▶ _SELECTED EXTRACT_
····················

And we start with Ford, which posted pretty strong results. Worldwide sales of vehicles increased 10 percent to nearly 1.5 million units. That pushed revenue up by 10 percent which came close to $36 billion. However, the company’s operating profit dropped 6 percent due to losses in South America and Europe but its net profit jumped by 15 percent to more than $1.6 billion. All in all, a pretty good performance for Ford.

But at Volkswagen it’s a different story. Even though its numbers are bigger than Ford’s the bottom line numbers all going in the wrong direction, and not by a little bit. Even though VW managed to sell nearly 5 percent more vehicles, more than 2.3 million units, its revenue dropped 1.6 percent to just over $60 billion, and that drop suggest the company is heavily discounting its cars. But here’s where the real news is: VW’s operating profit plummeted by 26 percent and its net profit fell 38 percent to about $2.5 billion. VW is still solidly profitable but those are very big drops from the year before.

Speaking of first quarter numbers, Toyota outsold GM and Volkswagen. Toyota says it sold 2.43 million vehicles, including its subsidiaries, Hino and Daihatsu. GM sold 2.36 million units and VW rounded out the top three, hitting 2.3 million in sales around the world during the first three months of the year.

Electric vehicles are seen by many governments as the best solution to help the environment. But as we recently reported a new study from Norway says the carbon footprint of EVs may not be better than gasoline powered cars. That’s why the CEO of Maserati, Harald Wester, says governments need to consider how the electricity to charge batteries for EVs is created when passing regulations. Wester claims that the average power station in Europe produces 86 grams of CO2 for an EV to travel one kilometer. In the U.S. it’s 110g/km and in China it’s 191g/km. And of course, there are gasoline powered cars that do better than that and at far lower cost.

On Monday, Mazda scored its first victory using the SKYACTIV-D Clean Diesel engine in the Mazda6. They did it at the famed Road Atlanta track in Georgia. It was just the 6’s fourth race using the engine and the first time ever for a diesel-powered car to win a Grand-Am competition. Mazda also took third place. We can’t wait to get behind the wheel of the production version because Mazda says more than half the components in the race engine are shared in the street engine.

····················

▶ _ENTRIES_
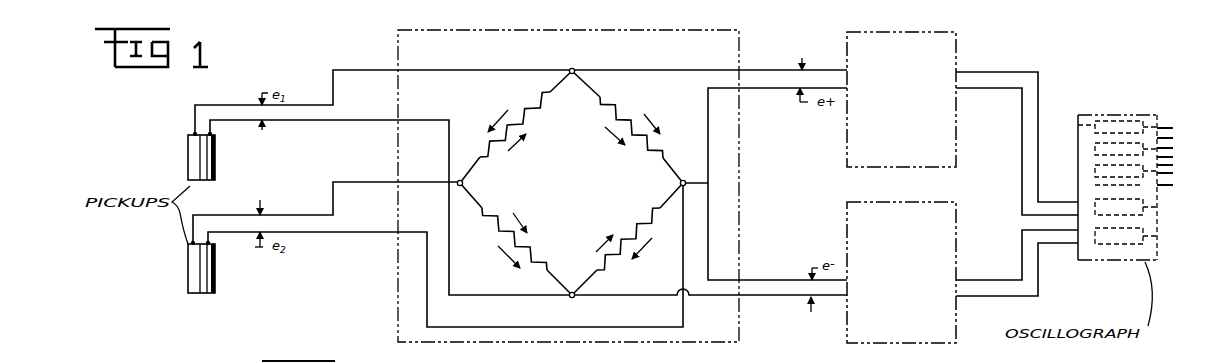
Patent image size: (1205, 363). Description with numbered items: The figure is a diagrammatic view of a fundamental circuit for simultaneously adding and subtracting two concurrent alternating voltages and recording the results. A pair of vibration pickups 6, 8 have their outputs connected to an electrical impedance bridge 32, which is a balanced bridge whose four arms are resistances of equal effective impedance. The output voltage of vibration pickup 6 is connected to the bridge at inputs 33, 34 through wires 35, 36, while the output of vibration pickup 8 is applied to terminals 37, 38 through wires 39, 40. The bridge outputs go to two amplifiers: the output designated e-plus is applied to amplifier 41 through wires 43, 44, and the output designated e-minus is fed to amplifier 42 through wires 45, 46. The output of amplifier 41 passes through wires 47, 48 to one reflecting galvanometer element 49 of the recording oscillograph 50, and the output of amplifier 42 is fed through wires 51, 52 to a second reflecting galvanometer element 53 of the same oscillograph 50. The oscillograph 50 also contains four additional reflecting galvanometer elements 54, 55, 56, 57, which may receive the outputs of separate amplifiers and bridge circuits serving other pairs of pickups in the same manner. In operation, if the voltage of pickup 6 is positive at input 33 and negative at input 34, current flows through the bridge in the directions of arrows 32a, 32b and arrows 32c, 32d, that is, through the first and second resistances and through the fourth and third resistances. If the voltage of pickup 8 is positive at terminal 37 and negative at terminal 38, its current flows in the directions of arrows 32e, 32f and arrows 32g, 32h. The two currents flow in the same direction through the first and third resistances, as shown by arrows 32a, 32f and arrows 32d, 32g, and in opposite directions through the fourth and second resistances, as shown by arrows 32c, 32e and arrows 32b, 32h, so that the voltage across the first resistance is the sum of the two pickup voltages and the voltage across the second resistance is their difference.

The vibration pickup 6 is at (188, 160).
The vibration pickup 8 is at (188, 268).
The electrical impedance bridge 32 is at (571, 183).
The arrow 32a is at (660, 119).
The arrow 32b is at (645, 257).
The arrow 32c is at (490, 114).
The arrow 32d is at (496, 260).
The arrow 32e is at (513, 154).
The arrow 32f is at (602, 136).
The arrow 32g is at (531, 221).
The arrow 32h is at (593, 238).
The bridge input 33 is at (578, 67).
The bridge input 34 is at (575, 298).
The wire 35 is at (450, 72).
The wire 36 is at (405, 121).
The terminal 37 is at (465, 184).
The terminal 38 is at (686, 180).
The wire 39 is at (350, 183).
The wire 40 is at (343, 233).
The amplifier 41 is at (847, 48).
The amplifier 42 is at (847, 342).
The wire 43 is at (758, 70).
The wire 44 is at (752, 88).
The wire 45 is at (752, 280).
The wire 46 is at (750, 297).
The wire 47 is at (1003, 72).
The wire 48 is at (975, 88).
The reflecting galvanometer element 49 is at (1160, 209).
The recording oscillograph 50 is at (1135, 115).
The wire 51 is at (975, 280).
The wire 52 is at (970, 297).
The reflecting galvanometer element 53 is at (1160, 240).
The reflecting galvanometer element 54 is at (1095, 188).
The reflecting galvanometer element 55 is at (1095, 170).
The reflecting galvanometer element 56 is at (1095, 148).
The reflecting galvanometer element 57 is at (1100, 119).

····················

▶ _REQUIRED WORK_
**1.** In the auto industry news excerpt, by what percentage did Volkswagen's net profit fall?
**2.** Reproduce the part of the auto industry news excerpt that starts with "But at Volkswagen" and goes on through "the year before.".

▶ _SOLUTIONS BELOW_
**1.** Volkswagen's net profit fell 38 percent, to about $2.5 billion.

**2.**
But at Volkswagen it’s a different story. Even though its numbers are bigger than Ford’s the bottom line numbers all going in the wrong direction, and not by a little bit. Even though VW managed to sell nearly 5 percent more vehicles, more than 2.3 million units, its revenue dropped 1.6 percent to just over $60 billion, and that drop suggest the company is heavily discounting its cars. But here’s where the real news is: VW’s operating profit plummeted by 26 percent and its net profit fell 38 percent to about $2.5 billion. VW is still solidly profitable but those are very big drops from the year before.